··· RECORDED INFORMATION
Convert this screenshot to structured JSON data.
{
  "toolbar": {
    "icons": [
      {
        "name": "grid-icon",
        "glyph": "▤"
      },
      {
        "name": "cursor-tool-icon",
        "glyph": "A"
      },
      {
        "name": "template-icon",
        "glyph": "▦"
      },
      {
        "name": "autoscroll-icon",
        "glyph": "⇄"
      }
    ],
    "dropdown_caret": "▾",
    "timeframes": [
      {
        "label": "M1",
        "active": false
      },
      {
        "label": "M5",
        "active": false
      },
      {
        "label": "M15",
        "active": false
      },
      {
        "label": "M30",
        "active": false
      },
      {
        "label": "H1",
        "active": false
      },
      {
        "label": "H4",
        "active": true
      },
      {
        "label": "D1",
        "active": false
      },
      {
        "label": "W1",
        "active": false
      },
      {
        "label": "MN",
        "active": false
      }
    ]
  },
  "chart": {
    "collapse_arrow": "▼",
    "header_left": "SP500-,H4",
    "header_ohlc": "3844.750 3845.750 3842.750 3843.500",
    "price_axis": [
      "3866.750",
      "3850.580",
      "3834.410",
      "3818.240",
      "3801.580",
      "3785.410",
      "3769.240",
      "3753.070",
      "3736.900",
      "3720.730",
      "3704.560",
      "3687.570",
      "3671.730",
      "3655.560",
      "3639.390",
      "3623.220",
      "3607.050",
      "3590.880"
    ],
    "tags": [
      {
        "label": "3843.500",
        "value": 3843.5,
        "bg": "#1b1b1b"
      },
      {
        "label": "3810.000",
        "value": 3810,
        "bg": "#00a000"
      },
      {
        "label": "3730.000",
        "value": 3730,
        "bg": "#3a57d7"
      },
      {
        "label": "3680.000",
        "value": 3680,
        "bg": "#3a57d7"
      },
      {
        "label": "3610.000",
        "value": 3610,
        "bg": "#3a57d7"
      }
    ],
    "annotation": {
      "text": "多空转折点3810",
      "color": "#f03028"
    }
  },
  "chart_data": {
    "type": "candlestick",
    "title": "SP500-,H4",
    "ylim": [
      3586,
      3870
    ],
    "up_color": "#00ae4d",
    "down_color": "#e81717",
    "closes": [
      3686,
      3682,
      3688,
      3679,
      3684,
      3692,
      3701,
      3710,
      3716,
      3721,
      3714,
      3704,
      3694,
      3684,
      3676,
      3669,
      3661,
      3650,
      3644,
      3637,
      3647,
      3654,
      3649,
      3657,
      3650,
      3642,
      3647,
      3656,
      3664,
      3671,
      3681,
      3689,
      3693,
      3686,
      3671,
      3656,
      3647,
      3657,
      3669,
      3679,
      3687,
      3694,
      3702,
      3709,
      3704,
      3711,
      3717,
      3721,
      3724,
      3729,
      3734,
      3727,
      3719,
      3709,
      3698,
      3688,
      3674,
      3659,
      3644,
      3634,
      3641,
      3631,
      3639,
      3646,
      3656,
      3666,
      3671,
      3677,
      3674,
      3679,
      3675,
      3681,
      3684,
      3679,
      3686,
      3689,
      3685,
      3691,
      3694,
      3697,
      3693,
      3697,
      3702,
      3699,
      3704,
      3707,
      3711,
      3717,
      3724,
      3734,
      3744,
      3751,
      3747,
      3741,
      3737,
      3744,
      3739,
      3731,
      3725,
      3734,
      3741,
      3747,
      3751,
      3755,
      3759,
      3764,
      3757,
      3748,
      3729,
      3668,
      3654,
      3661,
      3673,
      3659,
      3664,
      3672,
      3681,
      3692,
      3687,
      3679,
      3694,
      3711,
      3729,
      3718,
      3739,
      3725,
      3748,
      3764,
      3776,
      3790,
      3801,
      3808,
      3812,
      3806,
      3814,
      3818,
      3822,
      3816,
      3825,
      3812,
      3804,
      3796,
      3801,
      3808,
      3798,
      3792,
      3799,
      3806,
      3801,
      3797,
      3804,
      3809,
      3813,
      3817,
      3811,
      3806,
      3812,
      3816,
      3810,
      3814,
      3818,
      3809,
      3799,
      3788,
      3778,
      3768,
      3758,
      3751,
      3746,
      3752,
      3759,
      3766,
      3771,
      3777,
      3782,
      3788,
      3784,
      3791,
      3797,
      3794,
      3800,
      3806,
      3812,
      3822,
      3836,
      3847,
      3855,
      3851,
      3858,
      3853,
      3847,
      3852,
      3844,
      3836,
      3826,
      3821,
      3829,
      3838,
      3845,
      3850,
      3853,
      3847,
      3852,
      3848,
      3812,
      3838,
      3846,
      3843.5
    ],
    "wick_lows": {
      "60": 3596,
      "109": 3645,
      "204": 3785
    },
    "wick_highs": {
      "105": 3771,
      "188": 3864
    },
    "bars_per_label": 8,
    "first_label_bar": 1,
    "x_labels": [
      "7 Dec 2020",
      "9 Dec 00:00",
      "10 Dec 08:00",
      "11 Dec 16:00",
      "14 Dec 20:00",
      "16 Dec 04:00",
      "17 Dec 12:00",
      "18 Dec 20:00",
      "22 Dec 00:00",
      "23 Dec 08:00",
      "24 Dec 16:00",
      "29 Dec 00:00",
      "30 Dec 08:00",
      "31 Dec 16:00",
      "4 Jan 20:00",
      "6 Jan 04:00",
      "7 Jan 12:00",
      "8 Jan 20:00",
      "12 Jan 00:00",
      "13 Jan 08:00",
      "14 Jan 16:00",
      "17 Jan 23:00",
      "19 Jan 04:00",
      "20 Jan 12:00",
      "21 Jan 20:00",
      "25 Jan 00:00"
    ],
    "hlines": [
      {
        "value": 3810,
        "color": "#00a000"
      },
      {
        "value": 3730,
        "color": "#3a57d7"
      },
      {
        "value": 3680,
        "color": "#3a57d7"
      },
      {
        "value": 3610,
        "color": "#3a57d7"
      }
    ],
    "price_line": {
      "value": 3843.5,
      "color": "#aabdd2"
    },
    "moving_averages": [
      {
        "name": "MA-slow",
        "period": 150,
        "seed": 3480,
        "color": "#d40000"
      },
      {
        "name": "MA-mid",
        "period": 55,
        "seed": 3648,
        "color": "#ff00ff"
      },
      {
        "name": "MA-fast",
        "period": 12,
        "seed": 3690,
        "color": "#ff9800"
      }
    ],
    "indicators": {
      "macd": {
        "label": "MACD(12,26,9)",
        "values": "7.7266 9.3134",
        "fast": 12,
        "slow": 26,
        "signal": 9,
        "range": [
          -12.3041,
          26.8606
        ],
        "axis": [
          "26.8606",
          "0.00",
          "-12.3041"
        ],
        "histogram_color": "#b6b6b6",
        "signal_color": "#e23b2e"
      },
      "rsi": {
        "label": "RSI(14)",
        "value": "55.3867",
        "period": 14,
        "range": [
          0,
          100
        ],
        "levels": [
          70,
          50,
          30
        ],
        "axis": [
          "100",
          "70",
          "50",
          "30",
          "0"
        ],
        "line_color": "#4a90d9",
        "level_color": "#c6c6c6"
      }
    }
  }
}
······
GOAL - Identify every line above with the string "name" in it. Copy those lines.

ANSWER FOR THE TASK -
        "name": "grid-icon",
        "name": "cursor-tool-icon",
        "name": "template-icon",
        "name": "autoscroll-icon",
        "name": "MA-slow",
        "name": "MA-mid",
        "name": "MA-fast",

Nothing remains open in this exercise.